— BEGIN EXCERPTED RECORDS —
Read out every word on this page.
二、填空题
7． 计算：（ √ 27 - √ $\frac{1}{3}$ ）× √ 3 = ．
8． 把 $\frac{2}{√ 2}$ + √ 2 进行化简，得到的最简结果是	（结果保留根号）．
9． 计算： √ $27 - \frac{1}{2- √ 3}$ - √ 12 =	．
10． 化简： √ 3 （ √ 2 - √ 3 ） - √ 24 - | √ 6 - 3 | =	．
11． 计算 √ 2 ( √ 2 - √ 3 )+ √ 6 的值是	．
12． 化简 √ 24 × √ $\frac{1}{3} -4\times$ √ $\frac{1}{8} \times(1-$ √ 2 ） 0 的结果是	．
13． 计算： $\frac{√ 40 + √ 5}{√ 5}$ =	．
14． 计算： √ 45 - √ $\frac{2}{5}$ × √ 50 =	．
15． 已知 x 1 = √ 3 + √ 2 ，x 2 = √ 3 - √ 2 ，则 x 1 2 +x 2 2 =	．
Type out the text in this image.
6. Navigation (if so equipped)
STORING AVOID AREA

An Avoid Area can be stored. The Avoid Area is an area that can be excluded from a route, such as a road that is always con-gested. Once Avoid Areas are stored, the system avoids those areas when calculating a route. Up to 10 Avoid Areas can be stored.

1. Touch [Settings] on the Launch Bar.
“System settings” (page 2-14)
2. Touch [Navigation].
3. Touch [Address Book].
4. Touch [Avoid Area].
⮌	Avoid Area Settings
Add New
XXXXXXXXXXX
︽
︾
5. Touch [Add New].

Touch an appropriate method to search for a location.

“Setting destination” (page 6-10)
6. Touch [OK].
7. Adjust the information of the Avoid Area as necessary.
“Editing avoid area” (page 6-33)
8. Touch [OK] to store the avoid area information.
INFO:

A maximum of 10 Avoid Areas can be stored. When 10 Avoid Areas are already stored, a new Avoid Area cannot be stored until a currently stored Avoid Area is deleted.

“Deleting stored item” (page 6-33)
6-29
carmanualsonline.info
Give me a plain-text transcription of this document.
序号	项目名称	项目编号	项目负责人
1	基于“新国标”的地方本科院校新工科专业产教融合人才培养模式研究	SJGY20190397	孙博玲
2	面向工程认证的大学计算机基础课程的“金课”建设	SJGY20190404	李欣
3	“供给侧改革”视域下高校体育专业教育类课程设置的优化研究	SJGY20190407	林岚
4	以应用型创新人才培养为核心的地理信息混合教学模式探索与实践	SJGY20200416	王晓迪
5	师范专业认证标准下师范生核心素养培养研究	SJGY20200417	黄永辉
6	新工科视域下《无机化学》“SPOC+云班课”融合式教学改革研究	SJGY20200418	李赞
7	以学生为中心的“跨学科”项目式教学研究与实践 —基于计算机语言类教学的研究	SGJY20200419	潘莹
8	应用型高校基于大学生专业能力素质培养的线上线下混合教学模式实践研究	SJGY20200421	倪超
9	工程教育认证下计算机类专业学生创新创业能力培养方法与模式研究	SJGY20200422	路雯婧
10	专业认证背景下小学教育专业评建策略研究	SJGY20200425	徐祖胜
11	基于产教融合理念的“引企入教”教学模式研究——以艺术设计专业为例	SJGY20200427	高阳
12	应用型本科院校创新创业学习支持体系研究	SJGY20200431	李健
— END EXCERPTED RECORDS —
### GIVEN EXERCISE
Go through the data and gather every line that holds "frac".

### EXERCISE RESULT
7． 计算：（ √ 27 - √ $\frac{1}{3}$ ）× √ 3 = ．
8． 把 $\frac{2}{√ 2}$ + √ 2 进行化简，得到的最简结果是	（结果保留根号）．
9． 计算： √ $27 - \frac{1}{2- √ 3}$ - √ 12 =	．
12． 化简 √ 24 × √ $\frac{1}{3} -4\times$ √ $\frac{1}{8} \times(1-$ √ 2 ） 0 的结果是	．
13． 计算： $\frac{√ 40 + √ 5}{√ 5}$ =	．
14． 计算： √ 45 - √ $\frac{2}{5}$ × √ 50 =	．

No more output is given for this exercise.